## Section du document
Somptueuse, toi, ma plume d’or, va sur la feuille, va au hasard tandis que j’ai quelque jeunesse encore, va ton lent cheminement irrégulier, hésitant comme en rêve, cheminement gauche mais commandé. Va, je t’aime, ma seule consolation, va sur les pages où tristement je me complais et dont le strabisme morosement me délecte. Oui, les mots, ma patrie, les mots, ça console et ça venge. Mais ils ne me rendront pas ma mère. Si remplis de sanguin passé battant aux tempes et tout odorant qu’ils puissent être, les mots que j’écris ne me rendront pas ma mère morte. Sujet interdit dans la nuit. Arrière, image de ma mère vivante lorsque je la vis pour la dernière fois en France, arrière, maternel fantôme.

## Consigne
Recopiez sans rien changer le passage de la section du document ci-dessus qui commence par les mots contenant « Somptueuse, toi, ma » et se termine par « arrière, maternel fantôme. ».

## Enregistrements présentés
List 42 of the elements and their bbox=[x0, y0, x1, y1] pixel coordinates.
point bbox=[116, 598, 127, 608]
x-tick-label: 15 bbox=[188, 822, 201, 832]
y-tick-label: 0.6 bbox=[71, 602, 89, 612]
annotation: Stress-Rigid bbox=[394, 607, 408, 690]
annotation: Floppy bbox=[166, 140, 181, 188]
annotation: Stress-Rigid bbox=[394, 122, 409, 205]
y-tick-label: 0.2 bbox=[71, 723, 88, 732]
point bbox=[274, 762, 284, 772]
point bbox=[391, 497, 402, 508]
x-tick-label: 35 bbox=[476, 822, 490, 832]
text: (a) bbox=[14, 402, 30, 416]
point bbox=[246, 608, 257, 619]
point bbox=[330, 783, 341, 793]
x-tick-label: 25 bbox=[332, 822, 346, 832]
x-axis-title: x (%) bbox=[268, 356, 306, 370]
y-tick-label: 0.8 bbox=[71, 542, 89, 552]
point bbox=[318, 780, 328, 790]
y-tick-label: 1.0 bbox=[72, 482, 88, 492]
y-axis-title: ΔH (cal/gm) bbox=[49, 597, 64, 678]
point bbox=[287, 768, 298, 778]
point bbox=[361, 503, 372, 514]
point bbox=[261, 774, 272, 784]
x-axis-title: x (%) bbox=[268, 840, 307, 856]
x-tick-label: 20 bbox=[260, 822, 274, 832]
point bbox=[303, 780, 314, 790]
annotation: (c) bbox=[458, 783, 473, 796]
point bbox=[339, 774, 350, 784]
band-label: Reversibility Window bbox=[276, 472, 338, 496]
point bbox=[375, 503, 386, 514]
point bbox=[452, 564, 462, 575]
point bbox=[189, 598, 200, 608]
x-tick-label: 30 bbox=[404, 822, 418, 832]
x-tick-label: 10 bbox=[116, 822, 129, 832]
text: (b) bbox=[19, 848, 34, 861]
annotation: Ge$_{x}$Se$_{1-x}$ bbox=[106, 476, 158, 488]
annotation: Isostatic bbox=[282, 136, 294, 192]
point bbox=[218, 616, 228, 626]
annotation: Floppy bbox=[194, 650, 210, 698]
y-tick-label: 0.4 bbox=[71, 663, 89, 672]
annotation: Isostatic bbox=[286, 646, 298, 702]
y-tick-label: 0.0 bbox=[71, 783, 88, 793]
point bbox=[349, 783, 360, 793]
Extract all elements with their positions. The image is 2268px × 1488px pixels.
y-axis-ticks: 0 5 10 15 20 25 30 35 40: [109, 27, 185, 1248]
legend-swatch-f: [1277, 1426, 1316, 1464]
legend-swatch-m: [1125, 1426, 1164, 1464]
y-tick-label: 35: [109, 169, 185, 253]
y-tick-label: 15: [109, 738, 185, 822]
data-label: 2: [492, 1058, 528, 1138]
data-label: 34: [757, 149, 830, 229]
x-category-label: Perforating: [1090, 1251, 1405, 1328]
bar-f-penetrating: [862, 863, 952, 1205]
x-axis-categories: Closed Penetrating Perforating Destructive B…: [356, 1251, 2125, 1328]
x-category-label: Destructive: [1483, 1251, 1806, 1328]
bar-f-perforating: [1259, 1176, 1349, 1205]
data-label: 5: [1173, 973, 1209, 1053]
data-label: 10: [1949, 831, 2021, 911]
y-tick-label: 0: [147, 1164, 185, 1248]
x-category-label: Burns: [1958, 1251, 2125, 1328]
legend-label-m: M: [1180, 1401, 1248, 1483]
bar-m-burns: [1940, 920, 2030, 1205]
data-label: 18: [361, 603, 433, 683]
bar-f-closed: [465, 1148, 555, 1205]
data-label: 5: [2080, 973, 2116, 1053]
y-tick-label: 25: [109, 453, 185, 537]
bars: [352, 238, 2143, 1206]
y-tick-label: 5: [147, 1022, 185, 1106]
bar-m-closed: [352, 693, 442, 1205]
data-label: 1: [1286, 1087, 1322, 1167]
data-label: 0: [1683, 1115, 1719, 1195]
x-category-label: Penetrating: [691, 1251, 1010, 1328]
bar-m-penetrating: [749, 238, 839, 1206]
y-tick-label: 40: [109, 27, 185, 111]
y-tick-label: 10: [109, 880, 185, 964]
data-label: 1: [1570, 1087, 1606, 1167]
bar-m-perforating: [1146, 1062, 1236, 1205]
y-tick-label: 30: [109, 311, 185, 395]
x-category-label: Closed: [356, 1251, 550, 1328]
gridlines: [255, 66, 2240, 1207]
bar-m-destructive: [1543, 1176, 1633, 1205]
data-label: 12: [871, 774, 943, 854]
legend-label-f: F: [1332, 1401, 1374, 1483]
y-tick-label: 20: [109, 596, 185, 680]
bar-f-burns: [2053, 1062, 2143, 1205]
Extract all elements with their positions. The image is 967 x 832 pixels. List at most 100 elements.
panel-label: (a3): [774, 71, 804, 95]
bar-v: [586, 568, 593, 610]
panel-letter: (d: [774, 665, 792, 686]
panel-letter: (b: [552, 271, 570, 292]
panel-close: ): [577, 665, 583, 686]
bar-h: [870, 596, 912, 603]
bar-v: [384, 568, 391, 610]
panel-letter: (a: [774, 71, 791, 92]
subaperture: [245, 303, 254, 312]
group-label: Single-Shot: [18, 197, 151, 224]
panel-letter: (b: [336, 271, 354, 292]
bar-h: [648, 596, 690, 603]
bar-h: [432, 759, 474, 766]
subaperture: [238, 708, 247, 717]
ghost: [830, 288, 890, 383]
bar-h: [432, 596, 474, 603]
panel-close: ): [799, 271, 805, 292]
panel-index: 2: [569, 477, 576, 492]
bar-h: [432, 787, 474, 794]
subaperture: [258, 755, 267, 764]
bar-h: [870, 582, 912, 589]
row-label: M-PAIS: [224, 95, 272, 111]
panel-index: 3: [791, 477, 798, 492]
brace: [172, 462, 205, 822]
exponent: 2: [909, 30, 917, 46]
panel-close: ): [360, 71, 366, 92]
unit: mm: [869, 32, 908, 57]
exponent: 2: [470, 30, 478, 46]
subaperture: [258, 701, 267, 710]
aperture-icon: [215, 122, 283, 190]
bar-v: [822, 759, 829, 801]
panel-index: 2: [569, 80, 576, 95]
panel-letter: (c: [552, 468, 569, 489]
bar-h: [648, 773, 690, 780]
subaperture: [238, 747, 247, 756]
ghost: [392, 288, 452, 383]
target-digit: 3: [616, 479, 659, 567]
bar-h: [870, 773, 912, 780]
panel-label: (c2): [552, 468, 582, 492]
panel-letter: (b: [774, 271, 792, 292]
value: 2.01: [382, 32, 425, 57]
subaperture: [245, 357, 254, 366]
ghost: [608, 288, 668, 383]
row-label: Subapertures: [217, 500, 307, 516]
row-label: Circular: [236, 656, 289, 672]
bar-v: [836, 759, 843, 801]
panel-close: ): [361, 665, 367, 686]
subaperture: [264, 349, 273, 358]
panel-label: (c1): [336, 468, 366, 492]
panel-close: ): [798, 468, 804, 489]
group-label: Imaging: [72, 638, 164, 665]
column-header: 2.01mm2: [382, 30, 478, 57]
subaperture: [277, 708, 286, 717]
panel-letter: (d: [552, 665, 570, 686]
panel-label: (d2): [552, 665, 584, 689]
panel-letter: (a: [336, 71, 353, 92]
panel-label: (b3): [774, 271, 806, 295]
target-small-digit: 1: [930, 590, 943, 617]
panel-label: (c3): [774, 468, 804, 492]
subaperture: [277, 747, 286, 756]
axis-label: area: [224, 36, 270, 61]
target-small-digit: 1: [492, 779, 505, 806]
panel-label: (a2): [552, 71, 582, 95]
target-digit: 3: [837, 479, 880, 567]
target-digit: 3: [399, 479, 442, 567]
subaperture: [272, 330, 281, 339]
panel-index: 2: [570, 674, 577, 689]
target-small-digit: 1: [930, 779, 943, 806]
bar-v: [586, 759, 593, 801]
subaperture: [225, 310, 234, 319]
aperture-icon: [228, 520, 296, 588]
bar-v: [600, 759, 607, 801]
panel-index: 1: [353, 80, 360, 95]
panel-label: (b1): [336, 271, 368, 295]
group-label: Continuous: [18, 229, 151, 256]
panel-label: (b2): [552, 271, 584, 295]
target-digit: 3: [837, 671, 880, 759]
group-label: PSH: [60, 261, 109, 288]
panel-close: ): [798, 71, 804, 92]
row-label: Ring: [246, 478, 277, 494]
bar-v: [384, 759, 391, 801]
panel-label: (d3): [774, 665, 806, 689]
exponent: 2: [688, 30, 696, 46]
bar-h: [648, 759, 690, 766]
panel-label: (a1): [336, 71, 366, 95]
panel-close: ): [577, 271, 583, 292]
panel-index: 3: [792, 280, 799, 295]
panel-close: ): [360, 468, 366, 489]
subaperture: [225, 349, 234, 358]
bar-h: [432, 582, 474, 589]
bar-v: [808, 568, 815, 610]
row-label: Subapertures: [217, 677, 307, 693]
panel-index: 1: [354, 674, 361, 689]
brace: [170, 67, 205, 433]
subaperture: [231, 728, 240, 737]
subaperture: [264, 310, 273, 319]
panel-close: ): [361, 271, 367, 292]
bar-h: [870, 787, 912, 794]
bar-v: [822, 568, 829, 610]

## Réponse
Somptueuse, toi, ma plume d’or, va sur la feuille, va au hasard tandis que j’ai quelque jeunesse encore, va ton lent cheminement irrégulier, hésitant comme en rêve, cheminement gauche mais commandé. Va, je t’aime, ma seule consolation, va sur les pages où tristement je me complais et dont le strabisme morosement me délecte. Oui, les mots, ma patrie, les mots, ça console et ça venge. Mais ils ne me rendront pas ma mère. Si remplis de sanguin passé battant aux tempes et tout odorant qu’ils puissent être, les mots que j’écris ne me rendront pas ma mère morte. Sujet interdit dans la nuit. Arrière, image de ma mère vivante lorsque je la vis pour la dernière fois en France, arrière, maternel fantôme.